(Figure data in JSON)
▶
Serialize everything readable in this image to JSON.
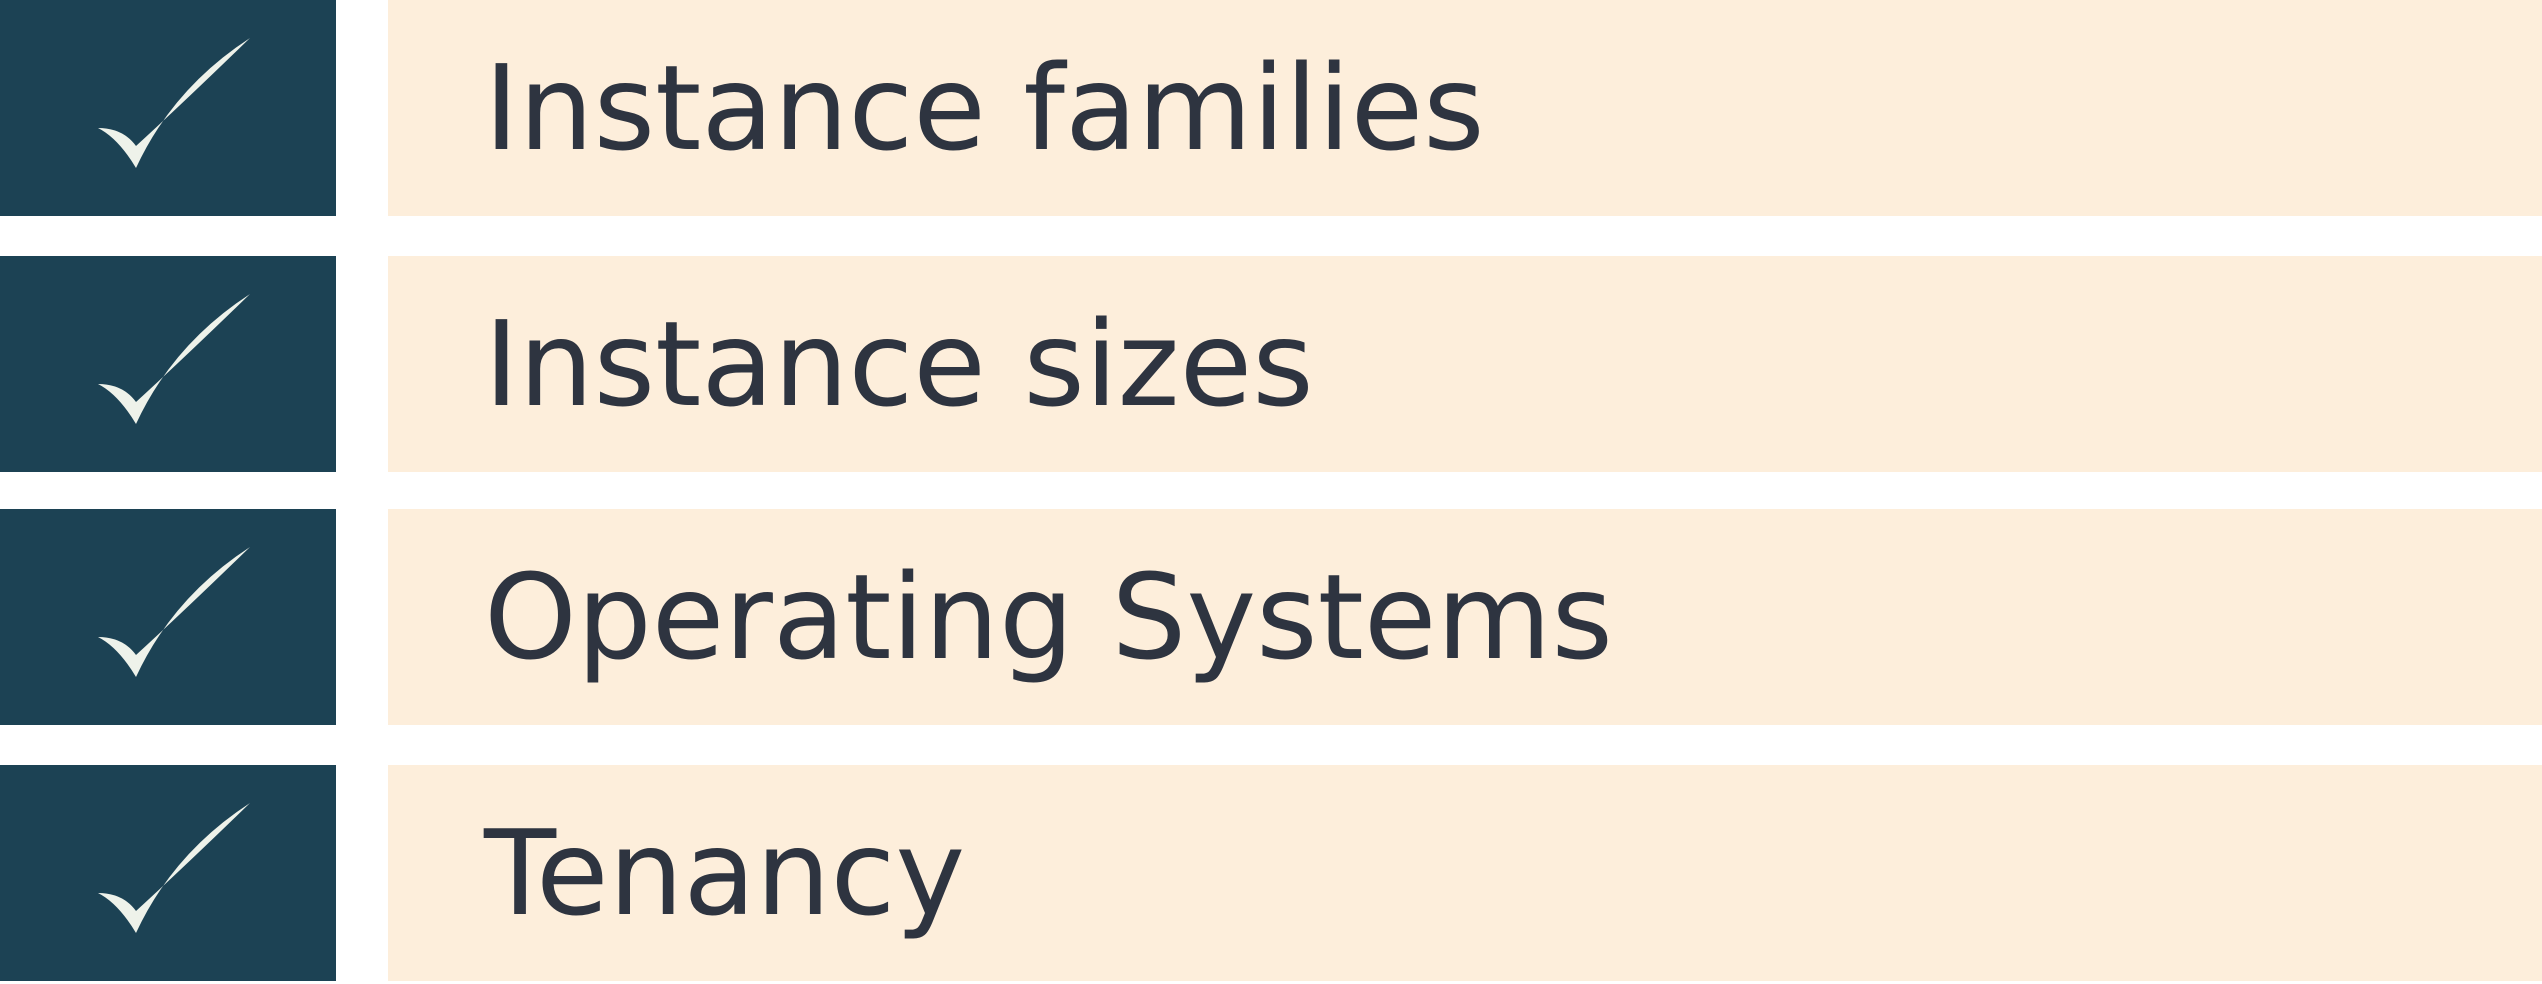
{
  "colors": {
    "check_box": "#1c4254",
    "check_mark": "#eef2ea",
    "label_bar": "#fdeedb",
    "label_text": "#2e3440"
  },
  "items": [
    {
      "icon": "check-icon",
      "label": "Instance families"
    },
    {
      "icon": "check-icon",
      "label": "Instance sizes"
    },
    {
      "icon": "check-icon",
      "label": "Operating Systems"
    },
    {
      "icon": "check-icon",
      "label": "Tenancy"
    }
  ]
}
◀
■ Task statement:
Leave the pictures out and reproduce each record exactly as written.

■ Written answer:
Serialize everything readable in this image to JSON.
{
  "colors": {
    "check_box": "#1c4254",
    "check_mark": "#eef2ea",
    "label_bar": "#fdeedb",
    "label_text": "#2e3440"
  },
  "items": [
    {
      "icon": "check-icon",
      "label": "Instance families"
    },
    {
      "icon": "check-icon",
      "label": "Instance sizes"
    },
    {
      "icon": "check-icon",
      "label": "Operating Systems"
    },
    {
      "icon": "check-icon",
      "label": "Tenancy"
    }
  ]
}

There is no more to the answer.